** BEGIN Data extract **
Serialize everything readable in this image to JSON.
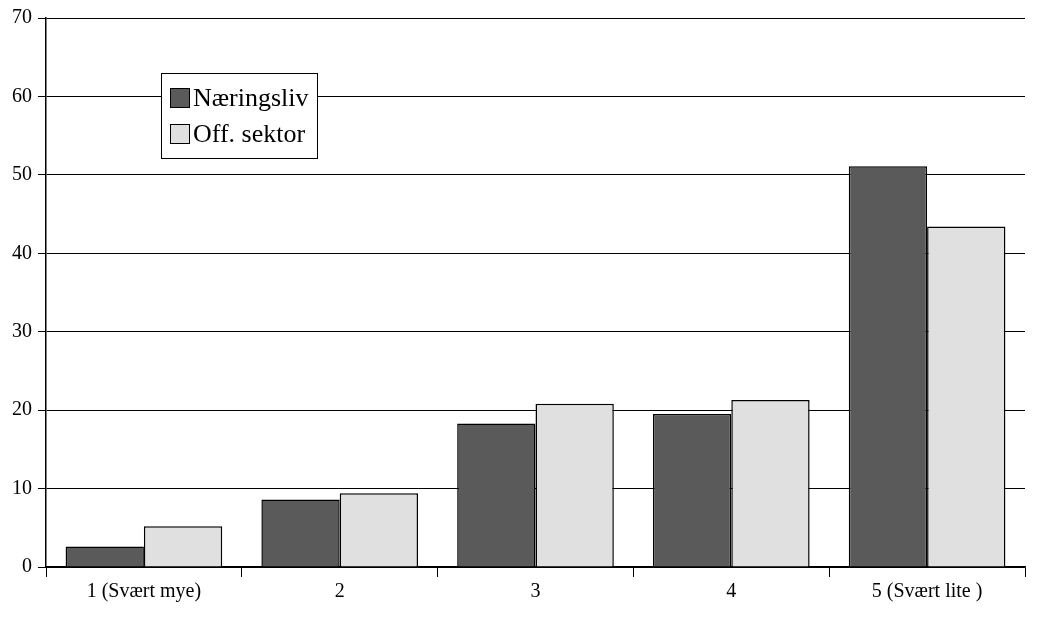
{
  "chart_data": {
    "type": "bar",
    "categories": [
      "1 (Svært mye)",
      "2",
      "3",
      "4",
      "5 (Svært lite )"
    ],
    "series": [
      {
        "name": "Næringsliv",
        "color": "#5a5a5a",
        "values": [
          2.6,
          8.6,
          18.3,
          19.5,
          51.1
        ]
      },
      {
        "name": "Off. sektor",
        "color": "#e0e0e0",
        "values": [
          5.2,
          9.4,
          20.8,
          21.3,
          43.4
        ]
      }
    ],
    "ylim": [
      0,
      70
    ],
    "yticks": [
      0,
      10,
      20,
      30,
      40,
      50,
      60,
      70
    ],
    "grid": "y",
    "legend": "top left"
  }
}
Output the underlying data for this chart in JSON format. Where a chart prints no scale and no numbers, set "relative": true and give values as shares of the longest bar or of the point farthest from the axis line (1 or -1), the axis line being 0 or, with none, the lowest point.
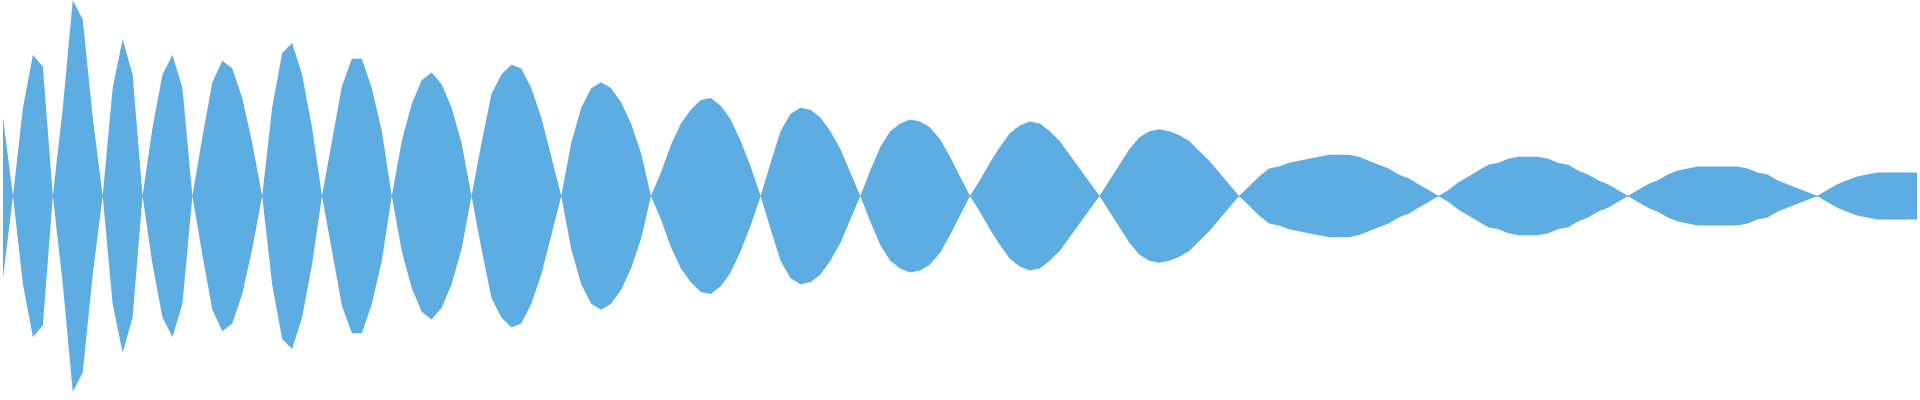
** END Data extract **
> [The request]: Omit every picture, then repeat the remaining data exactly as it appears above.

> [Result of this exercise]:
Serialize everything readable in this image to JSON.
{
  "chart_data": {
    "type": "bar",
    "categories": [
      "1 (Svært mye)",
      "2",
      "3",
      "4",
      "5 (Svært lite )"
    ],
    "series": [
      {
        "name": "Næringsliv",
        "color": "#5a5a5a",
        "values": [
          2.6,
          8.6,
          18.3,
          19.5,
          51.1
        ]
      },
      {
        "name": "Off. sektor",
        "color": "#e0e0e0",
        "values": [
          5.2,
          9.4,
          20.8,
          21.3,
          43.4
        ]
      }
    ],
    "ylim": [
      0,
      70
    ],
    "yticks": [
      0,
      10,
      20,
      30,
      40,
      50,
      60,
      70
    ],
    "grid": "y",
    "legend": "top left"
  }
}
Output the underlying data for this chart in JSON format. Where a chart prints no scale and no numbers, set "relative": true and give values as shares of the longest bar or of the point farthest from the axis line (1 or -1), the axis line being 0 or, with none, the lowest point.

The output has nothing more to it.